:: Stated problem ::
Copy out all the records, word for word.

:: Items ::
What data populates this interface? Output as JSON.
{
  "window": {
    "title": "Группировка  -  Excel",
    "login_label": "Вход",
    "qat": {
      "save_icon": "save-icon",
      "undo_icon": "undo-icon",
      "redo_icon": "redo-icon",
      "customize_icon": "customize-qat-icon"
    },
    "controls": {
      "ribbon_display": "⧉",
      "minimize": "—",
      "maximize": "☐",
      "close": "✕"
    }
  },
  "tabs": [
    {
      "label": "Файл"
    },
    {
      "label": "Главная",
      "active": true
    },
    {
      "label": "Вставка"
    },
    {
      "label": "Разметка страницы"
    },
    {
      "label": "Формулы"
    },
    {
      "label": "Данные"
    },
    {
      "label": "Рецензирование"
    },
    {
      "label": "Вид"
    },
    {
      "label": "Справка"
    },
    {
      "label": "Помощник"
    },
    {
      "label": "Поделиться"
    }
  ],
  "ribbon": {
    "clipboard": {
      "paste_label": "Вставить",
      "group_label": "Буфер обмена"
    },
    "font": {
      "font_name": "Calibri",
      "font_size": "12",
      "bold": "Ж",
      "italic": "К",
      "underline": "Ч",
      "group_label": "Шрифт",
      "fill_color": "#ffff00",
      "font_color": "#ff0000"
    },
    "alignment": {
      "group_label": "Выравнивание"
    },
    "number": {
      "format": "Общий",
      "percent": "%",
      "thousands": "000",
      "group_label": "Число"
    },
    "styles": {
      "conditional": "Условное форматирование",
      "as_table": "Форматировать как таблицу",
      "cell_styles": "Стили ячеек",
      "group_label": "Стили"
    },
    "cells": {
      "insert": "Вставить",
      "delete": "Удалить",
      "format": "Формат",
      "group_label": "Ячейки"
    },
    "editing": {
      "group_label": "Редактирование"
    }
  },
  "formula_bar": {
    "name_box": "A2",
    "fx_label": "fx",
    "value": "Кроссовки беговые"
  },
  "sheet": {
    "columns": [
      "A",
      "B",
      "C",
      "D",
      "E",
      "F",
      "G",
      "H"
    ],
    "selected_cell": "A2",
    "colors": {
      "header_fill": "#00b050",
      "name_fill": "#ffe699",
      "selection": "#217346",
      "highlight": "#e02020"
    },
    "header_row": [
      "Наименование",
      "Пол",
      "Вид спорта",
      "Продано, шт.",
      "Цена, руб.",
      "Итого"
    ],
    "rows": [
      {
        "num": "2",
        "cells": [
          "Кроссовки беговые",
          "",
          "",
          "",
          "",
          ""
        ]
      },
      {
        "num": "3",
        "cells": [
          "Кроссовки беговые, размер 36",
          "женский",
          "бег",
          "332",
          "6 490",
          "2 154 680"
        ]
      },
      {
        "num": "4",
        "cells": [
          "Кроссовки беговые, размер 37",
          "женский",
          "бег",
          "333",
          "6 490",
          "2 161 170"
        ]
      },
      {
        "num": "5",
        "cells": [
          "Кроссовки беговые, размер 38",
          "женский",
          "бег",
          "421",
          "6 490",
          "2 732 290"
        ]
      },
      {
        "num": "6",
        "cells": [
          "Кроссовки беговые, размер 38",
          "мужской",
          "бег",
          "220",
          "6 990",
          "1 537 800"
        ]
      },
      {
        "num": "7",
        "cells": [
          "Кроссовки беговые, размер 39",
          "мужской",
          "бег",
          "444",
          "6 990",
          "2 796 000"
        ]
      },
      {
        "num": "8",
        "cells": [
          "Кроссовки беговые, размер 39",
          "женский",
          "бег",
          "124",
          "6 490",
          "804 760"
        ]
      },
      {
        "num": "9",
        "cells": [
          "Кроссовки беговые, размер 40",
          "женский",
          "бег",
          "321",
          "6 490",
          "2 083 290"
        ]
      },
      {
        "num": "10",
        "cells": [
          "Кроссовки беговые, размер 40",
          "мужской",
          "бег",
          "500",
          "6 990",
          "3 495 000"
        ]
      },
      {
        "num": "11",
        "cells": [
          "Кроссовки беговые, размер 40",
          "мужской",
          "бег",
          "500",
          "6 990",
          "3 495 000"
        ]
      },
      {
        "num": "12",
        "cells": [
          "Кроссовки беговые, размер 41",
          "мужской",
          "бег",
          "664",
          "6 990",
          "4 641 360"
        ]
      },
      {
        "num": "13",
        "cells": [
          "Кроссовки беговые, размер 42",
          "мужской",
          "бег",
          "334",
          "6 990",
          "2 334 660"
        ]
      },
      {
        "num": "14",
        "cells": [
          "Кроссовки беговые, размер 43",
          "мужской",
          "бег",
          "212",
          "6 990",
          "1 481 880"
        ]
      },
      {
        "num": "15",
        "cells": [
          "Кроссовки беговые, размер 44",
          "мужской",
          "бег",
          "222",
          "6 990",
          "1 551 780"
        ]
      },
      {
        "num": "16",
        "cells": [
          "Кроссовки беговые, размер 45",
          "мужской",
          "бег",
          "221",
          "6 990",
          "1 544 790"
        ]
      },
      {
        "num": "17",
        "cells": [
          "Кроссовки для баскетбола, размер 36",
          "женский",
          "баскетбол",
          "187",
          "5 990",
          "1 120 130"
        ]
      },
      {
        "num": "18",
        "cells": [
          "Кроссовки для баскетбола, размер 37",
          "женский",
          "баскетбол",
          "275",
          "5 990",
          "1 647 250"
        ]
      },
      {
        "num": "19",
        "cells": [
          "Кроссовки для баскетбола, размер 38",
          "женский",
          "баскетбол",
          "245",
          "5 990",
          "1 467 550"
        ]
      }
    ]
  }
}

:: Exercise response ::
What data populates this interface? Output as JSON.
{
  "window": {
    "title": "Группировка  -  Excel",
    "login_label": "Вход",
    "qat": {
      "save_icon": "save-icon",
      "undo_icon": "undo-icon",
      "redo_icon": "redo-icon",
      "customize_icon": "customize-qat-icon"
    },
    "controls": {
      "ribbon_display": "⧉",
      "minimize": "—",
      "maximize": "☐",
      "close": "✕"
    }
  },
  "tabs": [
    {
      "label": "Файл"
    },
    {
      "label": "Главная",
      "active": true
    },
    {
      "label": "Вставка"
    },
    {
      "label": "Разметка страницы"
    },
    {
      "label": "Формулы"
    },
    {
      "label": "Данные"
    },
    {
      "label": "Рецензирование"
    },
    {
      "label": "Вид"
    },
    {
      "label": "Справка"
    },
    {
      "label": "Помощник"
    },
    {
      "label": "Поделиться"
    }
  ],
  "ribbon": {
    "clipboard": {
      "paste_label": "Вставить",
      "group_label": "Буфер обмена"
    },
    "font": {
      "font_name": "Calibri",
      "font_size": "12",
      "bold": "Ж",
      "italic": "К",
      "underline": "Ч",
      "group_label": "Шрифт",
      "fill_color": "#ffff00",
      "font_color": "#ff0000"
    },
    "alignment": {
      "group_label": "Выравнивание"
    },
    "number": {
      "format": "Общий",
      "percent": "%",
      "thousands": "000",
      "group_label": "Число"
    },
    "styles": {
      "conditional": "Условное форматирование",
      "as_table": "Форматировать как таблицу",
      "cell_styles": "Стили ячеек",
      "group_label": "Стили"
    },
    "cells": {
      "insert": "Вставить",
      "delete": "Удалить",
      "format": "Формат",
      "group_label": "Ячейки"
    },
    "editing": {
      "group_label": "Редактирование"
    }
  },
  "formula_bar": {
    "name_box": "A2",
    "fx_label": "fx",
    "value": "Кроссовки беговые"
  },
  "sheet": {
    "columns": [
      "A",
      "B",
      "C",
      "D",
      "E",
      "F",
      "G",
      "H"
    ],
    "selected_cell": "A2",
    "colors": {
      "header_fill": "#00b050",
      "name_fill": "#ffe699",
      "selection": "#217346",
      "highlight": "#e02020"
    },
    "header_row": [
      "Наименование",
      "Пол",
      "Вид спорта",
      "Продано, шт.",
      "Цена, руб.",
      "Итого"
    ],
    "rows": [
      {
        "num": "2",
        "cells": [
          "Кроссовки беговые",
          "",
          "",
          "",
          "",
          ""
        ]
      },
      {
        "num": "3",
        "cells": [
          "Кроссовки беговые, размер 36",
          "женский",
          "бег",
          "332",
          "6 490",
          "2 154 680"
        ]
      },
      {
        "num": "4",
        "cells": [
          "Кроссовки беговые, размер 37",
          "женский",
          "бег",
          "333",
          "6 490",
          "2 161 170"
        ]
      },
      {
        "num": "5",
        "cells": [
          "Кроссовки беговые, размер 38",
          "женский",
          "бег",
          "421",
          "6 490",
          "2 732 290"
        ]
      },
      {
        "num": "6",
        "cells": [
          "Кроссовки беговые, размер 38",
          "мужской",
          "бег",
          "220",
          "6 990",
          "1 537 800"
        ]
      },
      {
        "num": "7",
        "cells": [
          "Кроссовки беговые, размер 39",
          "мужской",
          "бег",
          "444",
          "6 990",
          "2 796 000"
        ]
      },
      {
        "num": "8",
        "cells": [
          "Кроссовки беговые, размер 39",
          "женский",
          "бег",
          "124",
          "6 490",
          "804 760"
        ]
      },
      {
        "num": "9",
        "cells": [
          "Кроссовки беговые, размер 40",
          "женский",
          "бег",
          "321",
          "6 490",
          "2 083 290"
        ]
      },
      {
        "num": "10",
        "cells": [
          "Кроссовки беговые, размер 40",
          "мужской",
          "бег",
          "500",
          "6 990",
          "3 495 000"
        ]
      },
      {
        "num": "11",
        "cells": [
          "Кроссовки беговые, размер 40",
          "мужской",
          "бег",
          "500",
          "6 990",
          "3 495 000"
        ]
      },
      {
        "num": "12",
        "cells": [
          "Кроссовки беговые, размер 41",
          "мужской",
          "бег",
          "664",
          "6 990",
          "4 641 360"
        ]
      },
      {
        "num": "13",
        "cells": [
          "Кроссовки беговые, размер 42",
          "мужской",
          "бег",
          "334",
          "6 990",
          "2 334 660"
        ]
      },
      {
        "num": "14",
        "cells": [
          "Кроссовки беговые, размер 43",
          "мужской",
          "бег",
          "212",
          "6 990",
          "1 481 880"
        ]
      },
      {
        "num": "15",
        "cells": [
          "Кроссовки беговые, размер 44",
          "мужской",
          "бег",
          "222",
          "6 990",
          "1 551 780"
        ]
      },
      {
        "num": "16",
        "cells": [
          "Кроссовки беговые, размер 45",
          "мужской",
          "бег",
          "221",
          "6 990",
          "1 544 790"
        ]
      },
      {
        "num": "17",
        "cells": [
          "Кроссовки для баскетбола, размер 36",
          "женский",
          "баскетбол",
          "187",
          "5 990",
          "1 120 130"
        ]
      },
      {
        "num": "18",
        "cells": [
          "Кроссовки для баскетбола, размер 37",
          "женский",
          "баскетбол",
          "275",
          "5 990",
          "1 647 250"
        ]
      },
      {
        "num": "19",
        "cells": [
          "Кроссовки для баскетбола, размер 38",
          "женский",
          "баскетбол",
          "245",
          "5 990",
          "1 467 550"
        ]
      }
    ]
  }
}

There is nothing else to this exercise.